** START OF STORED DATA **

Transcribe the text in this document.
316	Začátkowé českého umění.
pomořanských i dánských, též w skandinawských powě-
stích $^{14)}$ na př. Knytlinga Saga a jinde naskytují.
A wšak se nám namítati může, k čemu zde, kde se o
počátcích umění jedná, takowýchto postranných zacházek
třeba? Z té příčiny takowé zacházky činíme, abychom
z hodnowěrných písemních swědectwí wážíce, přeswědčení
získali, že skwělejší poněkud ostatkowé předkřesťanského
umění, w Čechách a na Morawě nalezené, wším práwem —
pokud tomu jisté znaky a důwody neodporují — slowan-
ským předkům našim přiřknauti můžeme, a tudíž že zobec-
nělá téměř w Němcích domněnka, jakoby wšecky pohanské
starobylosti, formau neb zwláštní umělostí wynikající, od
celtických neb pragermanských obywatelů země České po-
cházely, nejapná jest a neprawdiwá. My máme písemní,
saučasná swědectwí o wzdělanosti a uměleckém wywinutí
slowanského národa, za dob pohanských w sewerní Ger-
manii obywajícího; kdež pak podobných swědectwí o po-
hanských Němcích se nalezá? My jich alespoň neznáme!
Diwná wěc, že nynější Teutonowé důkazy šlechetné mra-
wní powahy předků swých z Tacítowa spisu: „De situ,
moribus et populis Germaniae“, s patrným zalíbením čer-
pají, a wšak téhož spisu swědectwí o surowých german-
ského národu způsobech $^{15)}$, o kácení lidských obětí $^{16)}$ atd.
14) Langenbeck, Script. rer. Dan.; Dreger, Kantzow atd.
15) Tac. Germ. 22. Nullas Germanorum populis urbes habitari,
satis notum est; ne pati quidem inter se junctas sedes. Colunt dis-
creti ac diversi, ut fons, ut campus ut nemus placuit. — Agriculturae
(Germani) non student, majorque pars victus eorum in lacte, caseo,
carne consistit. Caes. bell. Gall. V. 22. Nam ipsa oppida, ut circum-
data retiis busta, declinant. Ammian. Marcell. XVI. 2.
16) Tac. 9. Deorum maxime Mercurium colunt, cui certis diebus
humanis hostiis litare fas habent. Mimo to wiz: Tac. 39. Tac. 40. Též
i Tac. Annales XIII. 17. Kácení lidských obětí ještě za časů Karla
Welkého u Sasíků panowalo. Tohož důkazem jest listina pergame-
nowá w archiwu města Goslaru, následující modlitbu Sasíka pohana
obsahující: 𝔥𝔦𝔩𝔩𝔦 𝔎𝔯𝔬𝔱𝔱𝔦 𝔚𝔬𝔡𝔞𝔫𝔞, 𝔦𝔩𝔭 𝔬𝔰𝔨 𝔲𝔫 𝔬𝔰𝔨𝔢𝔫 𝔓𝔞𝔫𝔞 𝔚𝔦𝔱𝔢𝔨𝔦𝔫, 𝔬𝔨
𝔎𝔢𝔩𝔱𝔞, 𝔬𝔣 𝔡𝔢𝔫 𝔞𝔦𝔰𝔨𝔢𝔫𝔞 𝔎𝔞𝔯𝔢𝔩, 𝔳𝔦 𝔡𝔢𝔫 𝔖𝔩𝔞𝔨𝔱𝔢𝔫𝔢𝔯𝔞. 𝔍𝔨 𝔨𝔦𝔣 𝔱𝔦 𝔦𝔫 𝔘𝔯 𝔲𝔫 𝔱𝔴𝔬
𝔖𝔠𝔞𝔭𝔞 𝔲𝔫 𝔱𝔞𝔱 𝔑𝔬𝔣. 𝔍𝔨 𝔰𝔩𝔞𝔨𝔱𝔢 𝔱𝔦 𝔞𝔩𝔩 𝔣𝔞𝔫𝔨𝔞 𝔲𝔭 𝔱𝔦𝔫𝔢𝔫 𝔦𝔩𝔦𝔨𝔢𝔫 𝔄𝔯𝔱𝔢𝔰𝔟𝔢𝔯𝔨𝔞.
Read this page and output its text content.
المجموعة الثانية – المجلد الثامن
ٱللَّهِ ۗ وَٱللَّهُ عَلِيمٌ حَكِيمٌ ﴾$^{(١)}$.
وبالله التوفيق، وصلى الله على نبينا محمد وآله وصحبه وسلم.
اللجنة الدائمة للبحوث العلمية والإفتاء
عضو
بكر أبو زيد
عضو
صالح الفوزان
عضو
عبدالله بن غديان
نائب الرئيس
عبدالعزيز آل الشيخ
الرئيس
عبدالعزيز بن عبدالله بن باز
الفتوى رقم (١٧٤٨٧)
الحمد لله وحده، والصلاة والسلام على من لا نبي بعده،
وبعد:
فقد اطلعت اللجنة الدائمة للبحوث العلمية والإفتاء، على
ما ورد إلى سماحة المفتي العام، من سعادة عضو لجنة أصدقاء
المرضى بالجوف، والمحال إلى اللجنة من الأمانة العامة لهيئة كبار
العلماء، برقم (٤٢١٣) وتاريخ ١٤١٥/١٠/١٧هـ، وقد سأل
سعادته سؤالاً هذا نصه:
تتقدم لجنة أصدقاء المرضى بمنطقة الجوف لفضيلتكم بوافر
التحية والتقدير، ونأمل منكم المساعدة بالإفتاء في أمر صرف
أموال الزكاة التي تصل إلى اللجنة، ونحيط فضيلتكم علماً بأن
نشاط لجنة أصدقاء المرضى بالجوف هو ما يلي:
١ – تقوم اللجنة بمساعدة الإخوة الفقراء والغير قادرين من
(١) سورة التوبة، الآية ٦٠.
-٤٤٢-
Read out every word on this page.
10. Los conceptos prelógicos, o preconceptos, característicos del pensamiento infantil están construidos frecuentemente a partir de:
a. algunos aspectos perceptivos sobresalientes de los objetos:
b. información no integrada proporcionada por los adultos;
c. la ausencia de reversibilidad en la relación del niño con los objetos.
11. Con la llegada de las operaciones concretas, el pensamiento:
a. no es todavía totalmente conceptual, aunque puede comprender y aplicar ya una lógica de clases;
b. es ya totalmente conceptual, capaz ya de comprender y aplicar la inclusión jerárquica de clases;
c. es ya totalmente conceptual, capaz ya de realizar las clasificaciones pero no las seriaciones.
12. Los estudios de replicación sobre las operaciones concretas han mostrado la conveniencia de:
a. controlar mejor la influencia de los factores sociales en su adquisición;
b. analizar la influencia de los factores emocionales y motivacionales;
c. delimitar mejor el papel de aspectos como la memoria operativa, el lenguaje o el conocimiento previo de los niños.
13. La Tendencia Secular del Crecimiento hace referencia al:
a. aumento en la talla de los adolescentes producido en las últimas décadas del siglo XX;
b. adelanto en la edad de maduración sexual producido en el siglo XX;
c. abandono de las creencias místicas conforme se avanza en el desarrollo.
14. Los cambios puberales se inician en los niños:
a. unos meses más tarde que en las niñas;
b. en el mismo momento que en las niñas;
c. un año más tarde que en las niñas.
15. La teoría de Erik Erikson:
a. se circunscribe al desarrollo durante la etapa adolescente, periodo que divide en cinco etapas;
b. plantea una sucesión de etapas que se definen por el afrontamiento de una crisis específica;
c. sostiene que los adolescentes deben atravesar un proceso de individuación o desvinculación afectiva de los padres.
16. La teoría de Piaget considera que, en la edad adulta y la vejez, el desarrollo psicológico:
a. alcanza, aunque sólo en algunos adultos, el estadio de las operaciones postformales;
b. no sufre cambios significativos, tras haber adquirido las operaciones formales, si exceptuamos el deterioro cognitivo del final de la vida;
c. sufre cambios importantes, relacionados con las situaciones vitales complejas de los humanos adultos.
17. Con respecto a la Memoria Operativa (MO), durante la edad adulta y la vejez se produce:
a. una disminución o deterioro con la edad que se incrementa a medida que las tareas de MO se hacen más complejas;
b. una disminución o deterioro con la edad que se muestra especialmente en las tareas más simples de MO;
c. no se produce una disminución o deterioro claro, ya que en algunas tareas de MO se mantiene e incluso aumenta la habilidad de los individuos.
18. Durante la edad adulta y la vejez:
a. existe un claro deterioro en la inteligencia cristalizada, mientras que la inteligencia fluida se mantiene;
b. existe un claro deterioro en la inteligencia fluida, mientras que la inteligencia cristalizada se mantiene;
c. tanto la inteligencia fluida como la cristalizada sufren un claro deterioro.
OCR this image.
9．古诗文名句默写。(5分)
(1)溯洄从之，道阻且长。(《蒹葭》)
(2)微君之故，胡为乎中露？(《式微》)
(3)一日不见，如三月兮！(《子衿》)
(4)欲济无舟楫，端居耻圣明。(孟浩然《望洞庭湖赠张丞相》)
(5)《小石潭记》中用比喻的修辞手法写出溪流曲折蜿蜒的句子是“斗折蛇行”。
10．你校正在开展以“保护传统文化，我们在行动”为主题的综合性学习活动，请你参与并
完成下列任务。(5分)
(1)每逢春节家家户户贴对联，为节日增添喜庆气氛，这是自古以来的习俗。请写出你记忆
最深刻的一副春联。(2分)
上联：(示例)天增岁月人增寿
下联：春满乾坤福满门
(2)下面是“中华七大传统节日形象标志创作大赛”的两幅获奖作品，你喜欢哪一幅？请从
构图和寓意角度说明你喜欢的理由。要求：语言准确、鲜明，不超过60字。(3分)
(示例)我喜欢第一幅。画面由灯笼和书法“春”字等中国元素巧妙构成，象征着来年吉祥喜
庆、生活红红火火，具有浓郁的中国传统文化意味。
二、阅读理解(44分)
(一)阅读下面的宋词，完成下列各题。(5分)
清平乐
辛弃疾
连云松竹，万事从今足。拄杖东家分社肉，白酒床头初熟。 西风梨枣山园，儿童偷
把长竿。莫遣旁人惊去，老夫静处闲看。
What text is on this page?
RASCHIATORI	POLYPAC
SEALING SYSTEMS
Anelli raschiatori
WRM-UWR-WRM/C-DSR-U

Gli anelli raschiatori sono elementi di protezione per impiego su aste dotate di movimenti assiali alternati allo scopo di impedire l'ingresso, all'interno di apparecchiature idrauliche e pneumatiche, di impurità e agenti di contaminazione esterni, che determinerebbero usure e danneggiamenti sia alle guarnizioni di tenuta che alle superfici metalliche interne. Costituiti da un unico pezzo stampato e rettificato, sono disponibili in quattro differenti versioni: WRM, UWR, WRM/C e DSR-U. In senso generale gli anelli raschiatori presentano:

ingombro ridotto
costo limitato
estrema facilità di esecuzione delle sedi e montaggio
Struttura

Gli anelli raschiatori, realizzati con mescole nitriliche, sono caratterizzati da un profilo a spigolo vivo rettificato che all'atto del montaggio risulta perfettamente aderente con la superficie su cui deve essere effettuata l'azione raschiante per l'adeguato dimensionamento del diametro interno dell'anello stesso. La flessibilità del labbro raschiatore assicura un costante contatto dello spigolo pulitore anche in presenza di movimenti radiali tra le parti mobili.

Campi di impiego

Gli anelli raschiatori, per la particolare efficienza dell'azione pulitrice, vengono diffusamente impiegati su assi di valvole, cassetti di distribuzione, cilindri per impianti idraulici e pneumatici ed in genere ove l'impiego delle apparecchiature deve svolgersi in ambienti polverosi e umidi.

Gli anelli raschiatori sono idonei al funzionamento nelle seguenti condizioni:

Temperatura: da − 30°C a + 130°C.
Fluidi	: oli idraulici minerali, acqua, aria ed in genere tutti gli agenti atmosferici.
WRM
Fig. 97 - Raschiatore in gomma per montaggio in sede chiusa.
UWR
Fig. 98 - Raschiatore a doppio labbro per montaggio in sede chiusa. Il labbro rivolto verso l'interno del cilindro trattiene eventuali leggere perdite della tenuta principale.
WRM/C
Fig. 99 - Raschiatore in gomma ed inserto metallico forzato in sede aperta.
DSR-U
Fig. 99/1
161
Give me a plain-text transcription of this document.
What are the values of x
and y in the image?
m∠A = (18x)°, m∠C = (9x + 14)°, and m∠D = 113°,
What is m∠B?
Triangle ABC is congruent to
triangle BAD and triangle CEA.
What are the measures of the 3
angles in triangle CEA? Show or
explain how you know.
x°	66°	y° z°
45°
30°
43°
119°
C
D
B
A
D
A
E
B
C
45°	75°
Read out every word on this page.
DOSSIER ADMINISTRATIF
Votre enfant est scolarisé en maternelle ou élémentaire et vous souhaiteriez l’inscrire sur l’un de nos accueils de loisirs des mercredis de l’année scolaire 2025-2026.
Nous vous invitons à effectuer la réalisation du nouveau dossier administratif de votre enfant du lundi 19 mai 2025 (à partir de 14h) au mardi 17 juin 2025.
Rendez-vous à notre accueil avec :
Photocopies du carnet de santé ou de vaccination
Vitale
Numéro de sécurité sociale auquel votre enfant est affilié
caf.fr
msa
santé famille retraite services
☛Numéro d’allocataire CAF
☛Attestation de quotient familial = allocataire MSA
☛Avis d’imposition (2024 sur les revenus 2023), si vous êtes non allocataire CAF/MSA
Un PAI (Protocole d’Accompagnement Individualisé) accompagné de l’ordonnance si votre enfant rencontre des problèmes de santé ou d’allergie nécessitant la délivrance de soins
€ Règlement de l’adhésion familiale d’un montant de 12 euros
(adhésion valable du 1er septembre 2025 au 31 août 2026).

** END OF STORED DATA **

## STATED GOAL
Check every line of the entries above for the word "como" and report how many lines contain it, giving the number only.

## WRITTEN SOLUTION
2